## EXERCISE AIM
Which lines hold the string "reserved"? Copy every one of them.

## EXTRACTED DATA
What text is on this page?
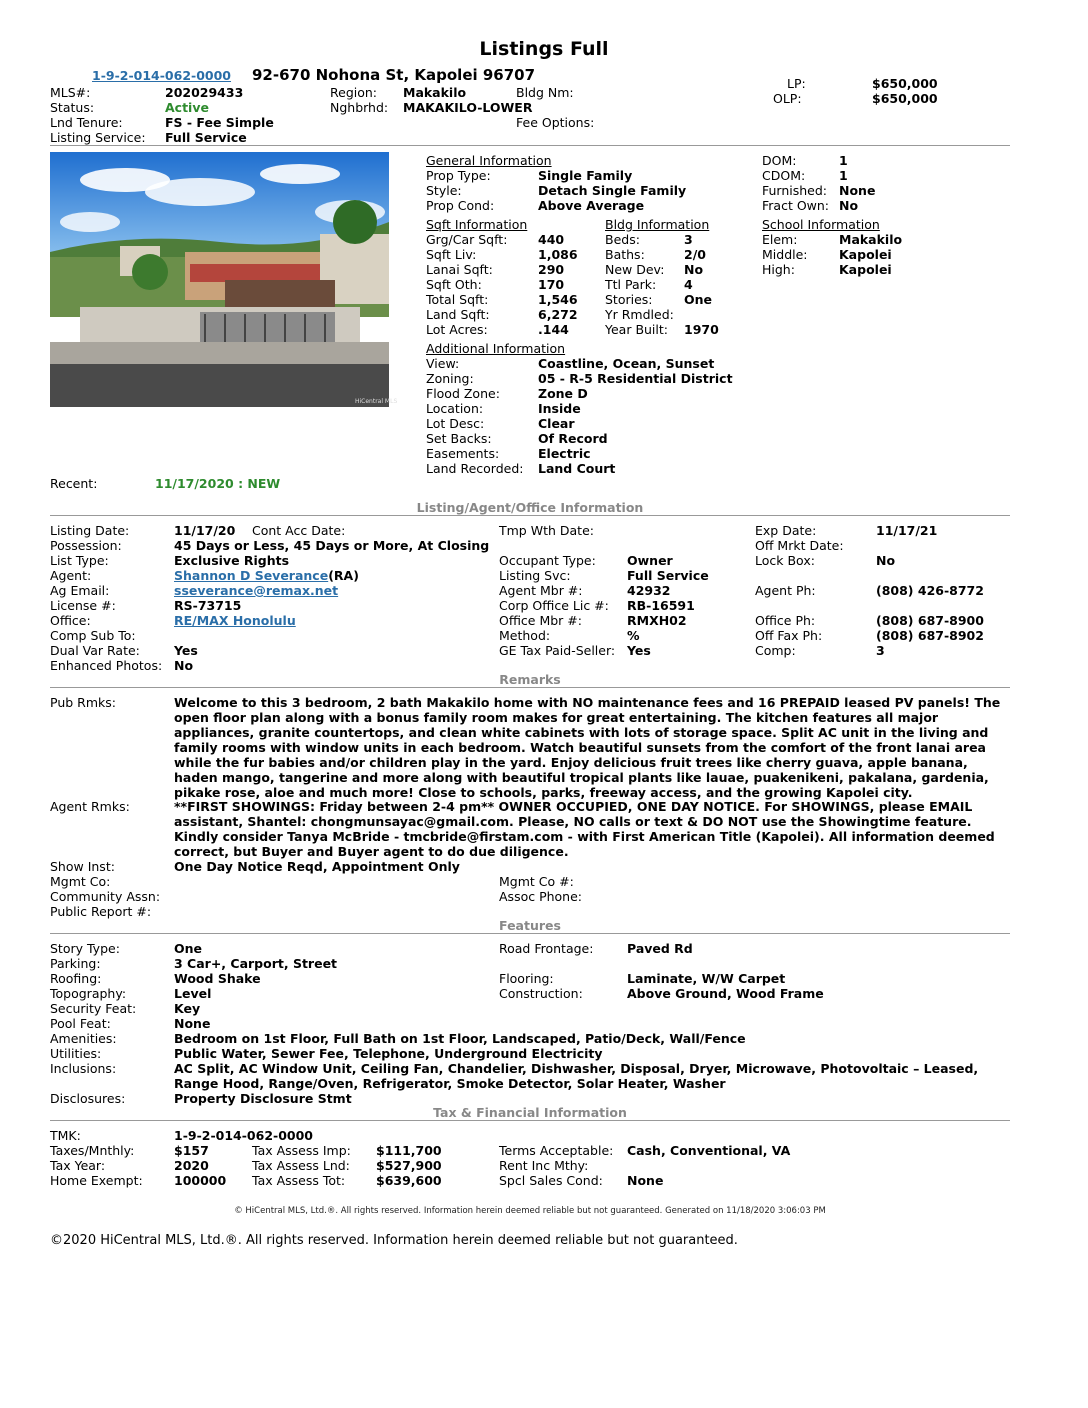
Listings Full
1-9-2-014-062-0000 92-670 Nohona St, Kapolei 96707
MLS#:	202029433
Status:	Active
Lnd Tenure:	FS - Fee Simple
Listing Service: Full Service
Region: Makakilo
Nghbrhd: MAKAKILO-LOWER
Bldg Nm:
Fee Options:
LP:	$650,000
OLP:	$650,000
HiCentral MLS
General Information
Prop Type:	Single Family
Style:	Detach Single Family
Prop Cond:	Above Average
DOM:	1
CDOM:	1
Furnished: None
Fract Own: No
Sqft Information
Grg/Car Sqft: 440
Sqft Liv:	1,086
Lanai Sqft:	290
Sqft Oth:	170
Total Sqft:	1,546
Land Sqft:	6,272
Lot Acres:	.144
Bldg Information
Beds:	3
Baths:	2/0
New Dev: No
Ttl Park: 4
Stories:	One
Yr Rmdled:
Year Built: 1970
School Information
Elem:	Makakilo
Middle:	Kapolei
High:	Kapolei
Additional Information
View:	Coastline, Ocean, Sunset
Zoning:	05 - R-5 Residential District
Flood Zone:	Zone D
Location:	Inside
Lot Desc:	Clear
Set Backs:	Of Record
Easements:	Electric
Land Recorded: Land Court
Recent:	11/17/2020 : NEW
Listing/Agent/Office Information
Listing Date:	11/17/20 Cont Acc Date:
Possession:	45 Days or Less, 45 Days or More, At Closing
List Type:	Exclusive Rights
Agent:	Shannon D Severance(RA)
Ag Email:	sseverance@remax.net
License #:	RS-73715
Office:	RE/MAX Honolulu
Comp Sub To:
Dual Var Rate:	Yes
Enhanced Photos: No
Tmp Wth Date:
Occupant Type: Owner
Listing Svc:	Full Service
Agent Mbr #:	42932
Corp Office Lic #: RB-16591
Office Mbr #:	RMXH02
Method:	%
GE Tax Paid-Seller: Yes
Exp Date:	11/17/21
Off Mrkt Date:
Lock Box:	No
Agent Ph:	(808) 426-8772
Office Ph:	(808) 687-8900
Off Fax Ph:	(808) 687-8902
Comp:	3
Remarks
Pub Rmks:	Welcome to this 3 bedroom, 2 bath Makakilo home with NO maintenance fees and 16 PREPAID leased PV panels! The open floor plan along with a bonus family room makes for great entertaining. The kitchen features all major appliances, granite countertops, and clean white cabinets with lots of storage space. Split AC unit in the living and family rooms with window units in each bedroom. Watch beautiful sunsets from the comfort of the front lanai area while the fur babies and/or children play in the yard. Enjoy delicious fruit trees like cherry guava, apple banana, haden mango, tangerine and more along with beautiful tropical plants like lauae, puakenikeni, pakalana, gardenia, pikake rose, aloe and much more! Close to schools, parks, freeway access, and the growing Kapolei city.
Agent Rmks:	**FIRST SHOWINGS: Friday between 2-4 pm** OWNER OCCUPIED, ONE DAY NOTICE. For SHOWINGS, please EMAIL assistant, Shantel: chongmunsayac@gmail.com. Please, NO calls or text & DO NOT use the Showingtime feature. Kindly consider Tanya McBride - tmcbride@firstam.com - with First American Title (Kapolei). All information deemed correct, but Buyer and Buyer agent to do due diligence.
Show Inst:	One Day Notice Reqd, Appointment Only
Mgmt Co:	Mgmt Co #:
Community Assn:	Assoc Phone:
Public Report #:
Features
Story Type:	One
Parking:	3 Car+, Carport, Street
Roofing:	Wood Shake
Topography:	Level
Security Feat:	Key
Pool Feat:	None
Amenities:	Bedroom on 1st Floor, Full Bath on 1st Floor, Landscaped, Patio/Deck, Wall/Fence
Utilities:	Public Water, Sewer Fee, Telephone, Underground Electricity
Inclusions:	AC Split, AC Window Unit, Ceiling Fan, Chandelier, Dishwasher, Disposal, Dryer, Microwave, Photovoltaic – Leased,
Range Hood, Range/Oven, Refrigerator, Smoke Detector, Solar Heater, Washer
Disclosures:	Property Disclosure Stmt
Road Frontage:	Paved Rd
Flooring:	Laminate, W/W Carpet
Construction:	Above Ground, Wood Frame
Tax & Financial Information
TMK:	1-9-2-014-062-0000
Taxes/Mnthly:	$157
Tax Year:	2020
Home Exempt:	100000
Tax Assess Imp: $111,700
Tax Assess Lnd: $527,900
Tax Assess Tot: $639,600
Terms Acceptable: Cash, Conventional, VA
Rent Inc Mthy:
Spcl Sales Cond: None
© HiCentral MLS, Ltd.®. All rights reserved. Information herein deemed reliable but not guaranteed. Generated on 11/18/2020 3:06:03 PM
©2020 HiCentral MLS, Ltd.®. All rights reserved. Information herein deemed reliable but not guaranteed.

## CORRECT RESULT
© HiCentral MLS, Ltd.®. All rights reserved. Information herein deemed reliable but not guaranteed. Generated on 11/18/2020 3:06:03 PM
©2020 HiCentral MLS, Ltd.®. All rights reserved. Information herein deemed reliable but not guaranteed.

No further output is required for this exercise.